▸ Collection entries

-=-=-=-=-

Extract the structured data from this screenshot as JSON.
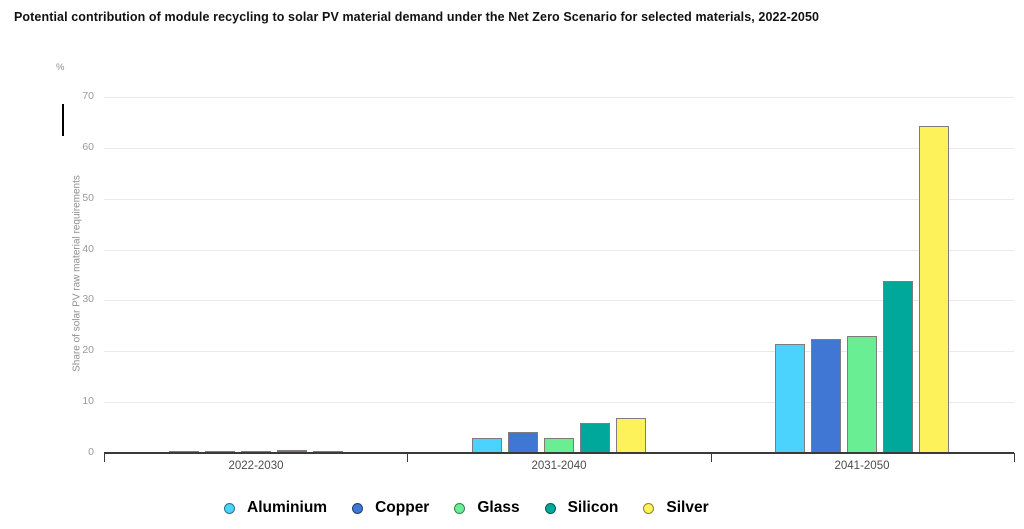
{
  "header": {
    "title": "Potential contribution of module recycling to solar PV material demand under the Net Zero Scenario for selected materials, 2022-2050"
  },
  "chart_data": {
    "type": "bar",
    "title": "Potential contribution of module recycling to solar PV material demand under the Net Zero Scenario for selected materials, 2022-2050",
    "unit": "%",
    "ylabel": "Share of solar PV raw material requirements",
    "xlabel": "",
    "categories": [
      "2022-2030",
      "2031-2040",
      "2041-2050"
    ],
    "series": [
      {
        "name": "Aluminium",
        "color": "#4bd3fd",
        "values": [
          0.2,
          3.0,
          21.5
        ]
      },
      {
        "name": "Copper",
        "color": "#4076d4",
        "values": [
          0.4,
          4.2,
          22.4
        ]
      },
      {
        "name": "Glass",
        "color": "#69ee93",
        "values": [
          0.2,
          2.9,
          23.1
        ]
      },
      {
        "name": "Silicon",
        "color": "#00a89c",
        "values": [
          0.6,
          5.9,
          33.8
        ]
      },
      {
        "name": "Silver",
        "color": "#fef25b",
        "values": [
          0.4,
          6.9,
          64.3
        ]
      }
    ],
    "ylim": [
      0,
      70
    ],
    "yticks": [
      0,
      10,
      20,
      30,
      40,
      50,
      60,
      70
    ],
    "grid": true,
    "legend_position": "bottom",
    "colors": {
      "gridline": "#e9e9e9",
      "axis": "#3a3a3a",
      "bar_outline": "#7d7d7d"
    }
  }
}
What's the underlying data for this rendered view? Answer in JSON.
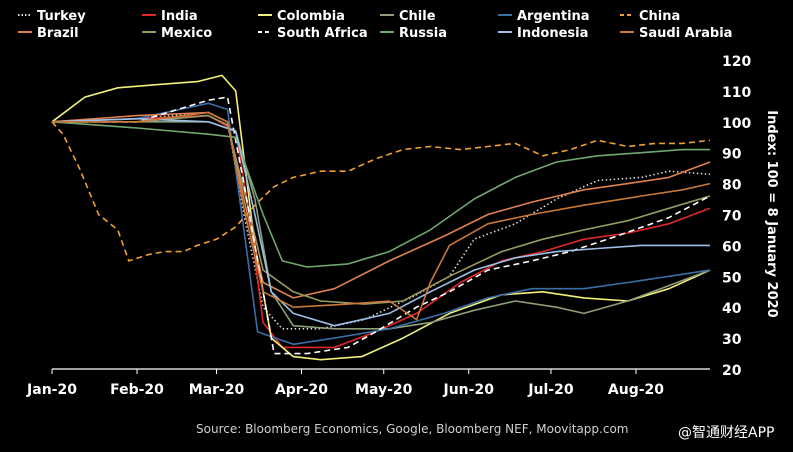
{
  "chart_data": {
    "type": "line",
    "ylabel": "Index: 100 = 8 January 2020",
    "source": "Source: Bloomberg Economics, Google, Bloomberg NEF, Moovitapp.com",
    "watermark": "@智通财经APP",
    "ylim": [
      20,
      120
    ],
    "yticks": [
      20,
      30,
      40,
      50,
      60,
      70,
      80,
      90,
      100,
      110,
      120
    ],
    "xlabels": [
      "Jan-20",
      "Feb-20",
      "Mar-20",
      "Apr-20",
      "May-20",
      "Jun-20",
      "Jul-20",
      "Aug-20"
    ],
    "xtick_dates": [
      "2020-01-08",
      "2020-02-08",
      "2020-03-08",
      "2020-04-08",
      "2020-05-08",
      "2020-06-08",
      "2020-07-08",
      "2020-08-08"
    ],
    "xlim": [
      "2020-01-08",
      "2020-09-04"
    ],
    "grid": false,
    "legend_position": "top",
    "series": [
      {
        "name": "Turkey",
        "color": "#d8d8d8",
        "dash": "dot",
        "points": [
          [
            "2020-01-08",
            100
          ],
          [
            "2020-02-08",
            101
          ],
          [
            "2020-03-05",
            103
          ],
          [
            "2020-03-12",
            100
          ],
          [
            "2020-03-18",
            70
          ],
          [
            "2020-03-25",
            40
          ],
          [
            "2020-04-01",
            33
          ],
          [
            "2020-04-15",
            33
          ],
          [
            "2020-05-01",
            36
          ],
          [
            "2020-05-20",
            44
          ],
          [
            "2020-06-01",
            50
          ],
          [
            "2020-06-10",
            62
          ],
          [
            "2020-06-25",
            67
          ],
          [
            "2020-07-10",
            75
          ],
          [
            "2020-07-25",
            81
          ],
          [
            "2020-08-10",
            82
          ],
          [
            "2020-08-20",
            84
          ],
          [
            "2020-09-04",
            83
          ]
        ]
      },
      {
        "name": "India",
        "color": "#e0282b",
        "dash": "solid",
        "points": [
          [
            "2020-01-08",
            100
          ],
          [
            "2020-02-08",
            101
          ],
          [
            "2020-03-05",
            102
          ],
          [
            "2020-03-15",
            97
          ],
          [
            "2020-03-20",
            70
          ],
          [
            "2020-03-25",
            35
          ],
          [
            "2020-04-01",
            27
          ],
          [
            "2020-04-20",
            27
          ],
          [
            "2020-05-05",
            32
          ],
          [
            "2020-05-20",
            38
          ],
          [
            "2020-06-05",
            48
          ],
          [
            "2020-06-20",
            55
          ],
          [
            "2020-07-05",
            58
          ],
          [
            "2020-07-20",
            62
          ],
          [
            "2020-08-05",
            64
          ],
          [
            "2020-08-20",
            67
          ],
          [
            "2020-09-04",
            72
          ]
        ]
      },
      {
        "name": "Colombia",
        "color": "#f2f07a",
        "dash": "solid",
        "points": [
          [
            "2020-01-08",
            100
          ],
          [
            "2020-01-20",
            108
          ],
          [
            "2020-02-01",
            111
          ],
          [
            "2020-02-15",
            112
          ],
          [
            "2020-03-01",
            113
          ],
          [
            "2020-03-10",
            115
          ],
          [
            "2020-03-15",
            110
          ],
          [
            "2020-03-22",
            60
          ],
          [
            "2020-03-28",
            30
          ],
          [
            "2020-04-05",
            24
          ],
          [
            "2020-04-15",
            23
          ],
          [
            "2020-04-30",
            24
          ],
          [
            "2020-05-15",
            30
          ],
          [
            "2020-06-01",
            38
          ],
          [
            "2020-06-20",
            44
          ],
          [
            "2020-07-05",
            45
          ],
          [
            "2020-07-20",
            43
          ],
          [
            "2020-08-05",
            42
          ],
          [
            "2020-08-20",
            46
          ],
          [
            "2020-09-04",
            52
          ]
        ]
      },
      {
        "name": "Chile",
        "color": "#8e9e78",
        "dash": "solid",
        "points": [
          [
            "2020-01-08",
            100
          ],
          [
            "2020-02-08",
            100
          ],
          [
            "2020-03-05",
            100
          ],
          [
            "2020-03-15",
            97
          ],
          [
            "2020-03-22",
            75
          ],
          [
            "2020-03-28",
            45
          ],
          [
            "2020-04-05",
            34
          ],
          [
            "2020-04-20",
            33
          ],
          [
            "2020-05-10",
            33
          ],
          [
            "2020-05-25",
            35
          ],
          [
            "2020-06-10",
            39
          ],
          [
            "2020-06-25",
            42
          ],
          [
            "2020-07-10",
            40
          ],
          [
            "2020-07-20",
            38
          ],
          [
            "2020-08-05",
            42
          ],
          [
            "2020-08-20",
            47
          ],
          [
            "2020-09-04",
            52
          ]
        ]
      },
      {
        "name": "Argentina",
        "color": "#3a6ea5",
        "dash": "solid",
        "points": [
          [
            "2020-01-08",
            100
          ],
          [
            "2020-02-08",
            101
          ],
          [
            "2020-03-05",
            106
          ],
          [
            "2020-03-12",
            104
          ],
          [
            "2020-03-18",
            65
          ],
          [
            "2020-03-23",
            32
          ],
          [
            "2020-04-05",
            28
          ],
          [
            "2020-04-20",
            30
          ],
          [
            "2020-05-10",
            33
          ],
          [
            "2020-05-30",
            38
          ],
          [
            "2020-06-15",
            43
          ],
          [
            "2020-07-01",
            46
          ],
          [
            "2020-07-20",
            46
          ],
          [
            "2020-08-05",
            48
          ],
          [
            "2020-08-20",
            50
          ],
          [
            "2020-09-04",
            52
          ]
        ]
      },
      {
        "name": "China",
        "color": "#f0a030",
        "dash": "dash",
        "points": [
          [
            "2020-01-08",
            100
          ],
          [
            "2020-01-12",
            96
          ],
          [
            "2020-01-18",
            85
          ],
          [
            "2020-01-25",
            70
          ],
          [
            "2020-02-01",
            65
          ],
          [
            "2020-02-05",
            55
          ],
          [
            "2020-02-12",
            57
          ],
          [
            "2020-02-18",
            58
          ],
          [
            "2020-02-25",
            58
          ],
          [
            "2020-03-01",
            60
          ],
          [
            "2020-03-08",
            62
          ],
          [
            "2020-03-15",
            66
          ],
          [
            "2020-03-22",
            73
          ],
          [
            "2020-03-29",
            79
          ],
          [
            "2020-04-05",
            82
          ],
          [
            "2020-04-15",
            84
          ],
          [
            "2020-04-25",
            84
          ],
          [
            "2020-05-05",
            88
          ],
          [
            "2020-05-15",
            91
          ],
          [
            "2020-05-25",
            92
          ],
          [
            "2020-06-05",
            91
          ],
          [
            "2020-06-15",
            92
          ],
          [
            "2020-06-25",
            93
          ],
          [
            "2020-07-05",
            89
          ],
          [
            "2020-07-15",
            91
          ],
          [
            "2020-07-25",
            94
          ],
          [
            "2020-08-05",
            92
          ],
          [
            "2020-08-15",
            93
          ],
          [
            "2020-08-25",
            93
          ],
          [
            "2020-09-04",
            94
          ]
        ]
      },
      {
        "name": "Brazil",
        "color": "#e08050",
        "dash": "solid",
        "points": [
          [
            "2020-01-08",
            100
          ],
          [
            "2020-02-08",
            102
          ],
          [
            "2020-03-05",
            103
          ],
          [
            "2020-03-12",
            100
          ],
          [
            "2020-03-18",
            75
          ],
          [
            "2020-03-25",
            48
          ],
          [
            "2020-04-05",
            43
          ],
          [
            "2020-04-20",
            46
          ],
          [
            "2020-05-10",
            55
          ],
          [
            "2020-05-30",
            63
          ],
          [
            "2020-06-15",
            70
          ],
          [
            "2020-07-01",
            74
          ],
          [
            "2020-07-20",
            78
          ],
          [
            "2020-08-05",
            80
          ],
          [
            "2020-08-20",
            82
          ],
          [
            "2020-09-04",
            87
          ]
        ]
      },
      {
        "name": "Mexico",
        "color": "#9a9a5e",
        "dash": "solid",
        "points": [
          [
            "2020-01-08",
            100
          ],
          [
            "2020-02-08",
            100
          ],
          [
            "2020-03-05",
            102
          ],
          [
            "2020-03-12",
            99
          ],
          [
            "2020-03-18",
            78
          ],
          [
            "2020-03-25",
            52
          ],
          [
            "2020-04-05",
            45
          ],
          [
            "2020-04-15",
            42
          ],
          [
            "2020-05-01",
            41
          ],
          [
            "2020-05-15",
            42
          ],
          [
            "2020-06-01",
            50
          ],
          [
            "2020-06-20",
            58
          ],
          [
            "2020-07-05",
            62
          ],
          [
            "2020-07-20",
            65
          ],
          [
            "2020-08-05",
            68
          ],
          [
            "2020-08-20",
            72
          ],
          [
            "2020-09-04",
            76
          ]
        ]
      },
      {
        "name": "South Africa",
        "color": "#ffffff",
        "dash": "dash",
        "points": [
          [
            "2020-01-08",
            100
          ],
          [
            "2020-02-08",
            100
          ],
          [
            "2020-03-05",
            107
          ],
          [
            "2020-03-12",
            108
          ],
          [
            "2020-03-18",
            80
          ],
          [
            "2020-03-24",
            50
          ],
          [
            "2020-03-29",
            25
          ],
          [
            "2020-04-10",
            25
          ],
          [
            "2020-04-25",
            27
          ],
          [
            "2020-05-05",
            32
          ],
          [
            "2020-05-20",
            40
          ],
          [
            "2020-06-01",
            45
          ],
          [
            "2020-06-15",
            52
          ],
          [
            "2020-07-01",
            55
          ],
          [
            "2020-07-15",
            58
          ],
          [
            "2020-08-01",
            63
          ],
          [
            "2020-08-20",
            69
          ],
          [
            "2020-09-04",
            76
          ]
        ]
      },
      {
        "name": "Russia",
        "color": "#6fa86f",
        "dash": "solid",
        "points": [
          [
            "2020-01-08",
            100
          ],
          [
            "2020-02-08",
            98
          ],
          [
            "2020-03-05",
            96
          ],
          [
            "2020-03-15",
            95
          ],
          [
            "2020-03-25",
            70
          ],
          [
            "2020-04-01",
            55
          ],
          [
            "2020-04-10",
            53
          ],
          [
            "2020-04-25",
            54
          ],
          [
            "2020-05-10",
            58
          ],
          [
            "2020-05-25",
            65
          ],
          [
            "2020-06-10",
            75
          ],
          [
            "2020-06-25",
            82
          ],
          [
            "2020-07-10",
            87
          ],
          [
            "2020-07-25",
            89
          ],
          [
            "2020-08-10",
            90
          ],
          [
            "2020-08-25",
            91
          ],
          [
            "2020-09-04",
            91
          ]
        ]
      },
      {
        "name": "Indonesia",
        "color": "#9cc0e8",
        "dash": "solid",
        "points": [
          [
            "2020-01-08",
            100
          ],
          [
            "2020-02-08",
            101
          ],
          [
            "2020-03-05",
            100
          ],
          [
            "2020-03-15",
            97
          ],
          [
            "2020-03-22",
            70
          ],
          [
            "2020-03-28",
            45
          ],
          [
            "2020-04-05",
            38
          ],
          [
            "2020-04-20",
            34
          ],
          [
            "2020-05-10",
            38
          ],
          [
            "2020-05-25",
            45
          ],
          [
            "2020-06-10",
            52
          ],
          [
            "2020-06-25",
            56
          ],
          [
            "2020-07-10",
            58
          ],
          [
            "2020-07-25",
            59
          ],
          [
            "2020-08-10",
            60
          ],
          [
            "2020-08-25",
            60
          ],
          [
            "2020-09-04",
            60
          ]
        ]
      },
      {
        "name": "Saudi Arabia",
        "color": "#c87838",
        "dash": "solid",
        "points": [
          [
            "2020-01-08",
            100
          ],
          [
            "2020-02-08",
            100
          ],
          [
            "2020-03-05",
            103
          ],
          [
            "2020-03-12",
            100
          ],
          [
            "2020-03-18",
            72
          ],
          [
            "2020-03-25",
            45
          ],
          [
            "2020-04-05",
            40
          ],
          [
            "2020-04-25",
            41
          ],
          [
            "2020-05-10",
            42
          ],
          [
            "2020-05-20",
            36
          ],
          [
            "2020-05-25",
            48
          ],
          [
            "2020-06-01",
            60
          ],
          [
            "2020-06-15",
            67
          ],
          [
            "2020-07-01",
            70
          ],
          [
            "2020-07-20",
            73
          ],
          [
            "2020-08-10",
            76
          ],
          [
            "2020-08-25",
            78
          ],
          [
            "2020-09-04",
            80
          ]
        ]
      }
    ]
  }
}
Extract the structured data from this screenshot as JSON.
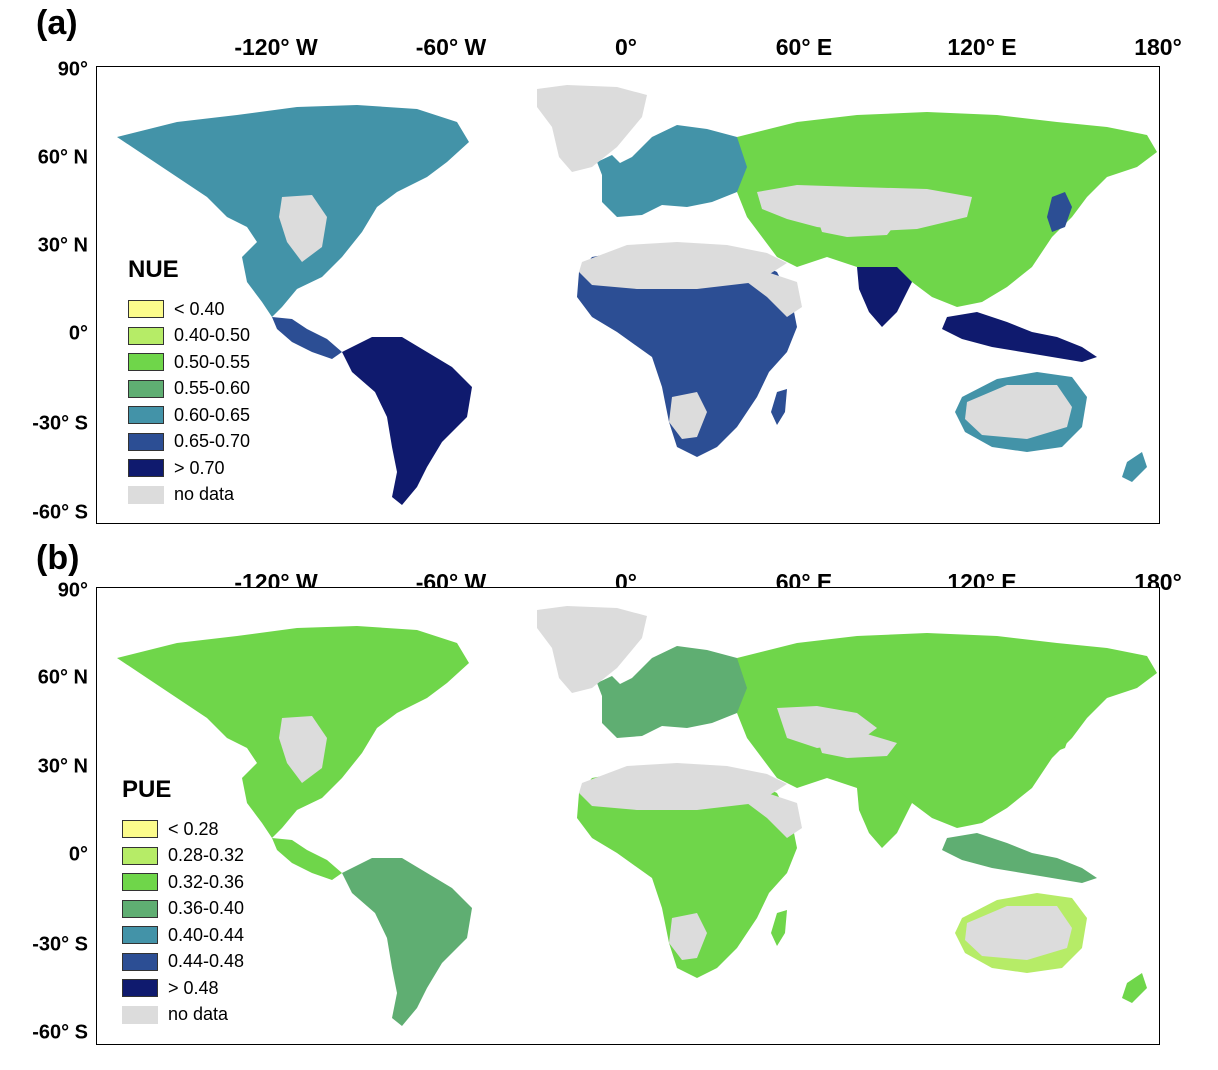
{
  "figure": {
    "longitude_ticks": [
      "-120° W",
      "-60° W",
      "0°",
      "60° E",
      "120° E",
      "180°"
    ],
    "latitude_ticks": [
      "90°",
      "60° N",
      "30° N",
      "0°",
      "-30° S",
      "-60° S"
    ]
  },
  "panels": [
    {
      "label": "(a)",
      "legend": {
        "title": "NUE",
        "items": [
          {
            "label": "< 0.40",
            "color": "#fcfc8c"
          },
          {
            "label": "0.40-0.50",
            "color": "#b6ec67"
          },
          {
            "label": "0.50-0.55",
            "color": "#6fd64a"
          },
          {
            "label": "0.55-0.60",
            "color": "#5fae72"
          },
          {
            "label": "0.60-0.65",
            "color": "#4393a8"
          },
          {
            "label": "0.65-0.70",
            "color": "#2c4e94"
          },
          {
            "label": "> 0.70",
            "color": "#0f1a6e"
          },
          {
            "label": "no data",
            "color": "#dcdcdc"
          }
        ]
      }
    },
    {
      "label": "(b)",
      "legend": {
        "title": "PUE",
        "items": [
          {
            "label": "< 0.28",
            "color": "#fcfc8c"
          },
          {
            "label": "0.28-0.32",
            "color": "#b6ec67"
          },
          {
            "label": "0.32-0.36",
            "color": "#6fd64a"
          },
          {
            "label": "0.36-0.40",
            "color": "#5fae72"
          },
          {
            "label": "0.40-0.44",
            "color": "#4393a8"
          },
          {
            "label": "0.44-0.48",
            "color": "#2c4e94"
          },
          {
            "label": "> 0.48",
            "color": "#0f1a6e"
          },
          {
            "label": "no data",
            "color": "#dcdcdc"
          }
        ]
      }
    }
  ]
}
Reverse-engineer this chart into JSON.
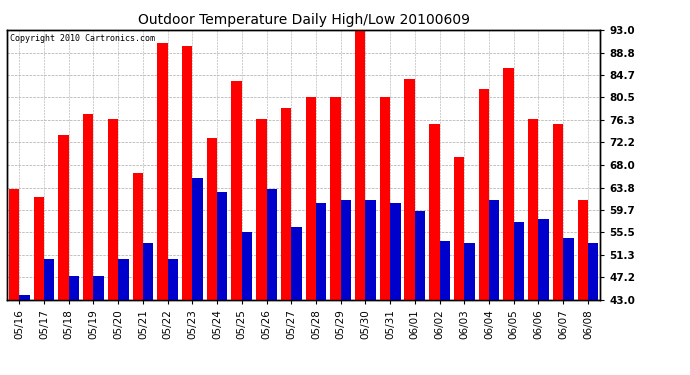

-=-=-=-=-

▸ Brief
Locate the word "module" in the data above. Copy every line carrying it.

▸ Solution to this task
    "title": "Potential contribution of module recycling to solar PV material demand under the Net Zero Scenario for selected materials, 2022-2050"
    "title": "Potential contribution of module recycling to solar PV material demand under the Net Zero Scenario for selected materials, 2022-2050",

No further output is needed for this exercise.